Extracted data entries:
* start *
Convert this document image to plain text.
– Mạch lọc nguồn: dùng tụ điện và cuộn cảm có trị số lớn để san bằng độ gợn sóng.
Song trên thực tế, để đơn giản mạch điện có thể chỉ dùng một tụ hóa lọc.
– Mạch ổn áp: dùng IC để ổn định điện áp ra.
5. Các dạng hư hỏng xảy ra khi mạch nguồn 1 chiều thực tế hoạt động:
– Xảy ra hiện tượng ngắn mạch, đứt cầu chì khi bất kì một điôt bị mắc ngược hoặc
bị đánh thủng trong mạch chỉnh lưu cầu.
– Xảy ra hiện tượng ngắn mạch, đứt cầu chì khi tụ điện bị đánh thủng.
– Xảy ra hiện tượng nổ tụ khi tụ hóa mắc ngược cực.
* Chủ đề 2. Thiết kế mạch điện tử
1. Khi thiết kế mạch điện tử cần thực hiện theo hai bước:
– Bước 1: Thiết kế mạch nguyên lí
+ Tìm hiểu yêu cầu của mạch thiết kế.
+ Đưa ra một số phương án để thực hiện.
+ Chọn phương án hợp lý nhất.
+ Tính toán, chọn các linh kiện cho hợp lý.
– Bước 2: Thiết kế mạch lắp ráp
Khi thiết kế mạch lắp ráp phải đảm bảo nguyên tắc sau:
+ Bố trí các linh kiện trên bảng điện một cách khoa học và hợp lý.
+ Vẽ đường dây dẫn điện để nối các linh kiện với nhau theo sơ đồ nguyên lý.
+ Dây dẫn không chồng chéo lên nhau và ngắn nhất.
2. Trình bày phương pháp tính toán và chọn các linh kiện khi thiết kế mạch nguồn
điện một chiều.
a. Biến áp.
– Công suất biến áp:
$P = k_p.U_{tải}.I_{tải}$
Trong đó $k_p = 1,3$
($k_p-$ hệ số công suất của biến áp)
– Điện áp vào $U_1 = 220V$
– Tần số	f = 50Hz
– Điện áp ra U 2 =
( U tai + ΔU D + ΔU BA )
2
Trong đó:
* end *
Problem statement: Reproduce every line of the material above exactly.

Solution to this problem:
Convert this document image to plain text.
– Mạch lọc nguồn: dùng tụ điện và cuộn cảm có trị số lớn để san bằng độ gợn sóng.
Song trên thực tế, để đơn giản mạch điện có thể chỉ dùng một tụ hóa lọc.
– Mạch ổn áp: dùng IC để ổn định điện áp ra.
5. Các dạng hư hỏng xảy ra khi mạch nguồn 1 chiều thực tế hoạt động:
– Xảy ra hiện tượng ngắn mạch, đứt cầu chì khi bất kì một điôt bị mắc ngược hoặc
bị đánh thủng trong mạch chỉnh lưu cầu.
– Xảy ra hiện tượng ngắn mạch, đứt cầu chì khi tụ điện bị đánh thủng.
– Xảy ra hiện tượng nổ tụ khi tụ hóa mắc ngược cực.
* Chủ đề 2. Thiết kế mạch điện tử
1. Khi thiết kế mạch điện tử cần thực hiện theo hai bước:
– Bước 1: Thiết kế mạch nguyên lí
+ Tìm hiểu yêu cầu của mạch thiết kế.
+ Đưa ra một số phương án để thực hiện.
+ Chọn phương án hợp lý nhất.
+ Tính toán, chọn các linh kiện cho hợp lý.
– Bước 2: Thiết kế mạch lắp ráp
Khi thiết kế mạch lắp ráp phải đảm bảo nguyên tắc sau:
+ Bố trí các linh kiện trên bảng điện một cách khoa học và hợp lý.
+ Vẽ đường dây dẫn điện để nối các linh kiện với nhau theo sơ đồ nguyên lý.
+ Dây dẫn không chồng chéo lên nhau và ngắn nhất.
2. Trình bày phương pháp tính toán và chọn các linh kiện khi thiết kế mạch nguồn
điện một chiều.
a. Biến áp.
– Công suất biến áp:
$P = k_p.U_{tải}.I_{tải}$
Trong đó $k_p = 1,3$
($k_p-$ hệ số công suất của biến áp)
– Điện áp vào $U_1 = 220V$
– Tần số	f = 50Hz
– Điện áp ra U 2 =
( U tai + ΔU D + ΔU BA )
2
Trong đó:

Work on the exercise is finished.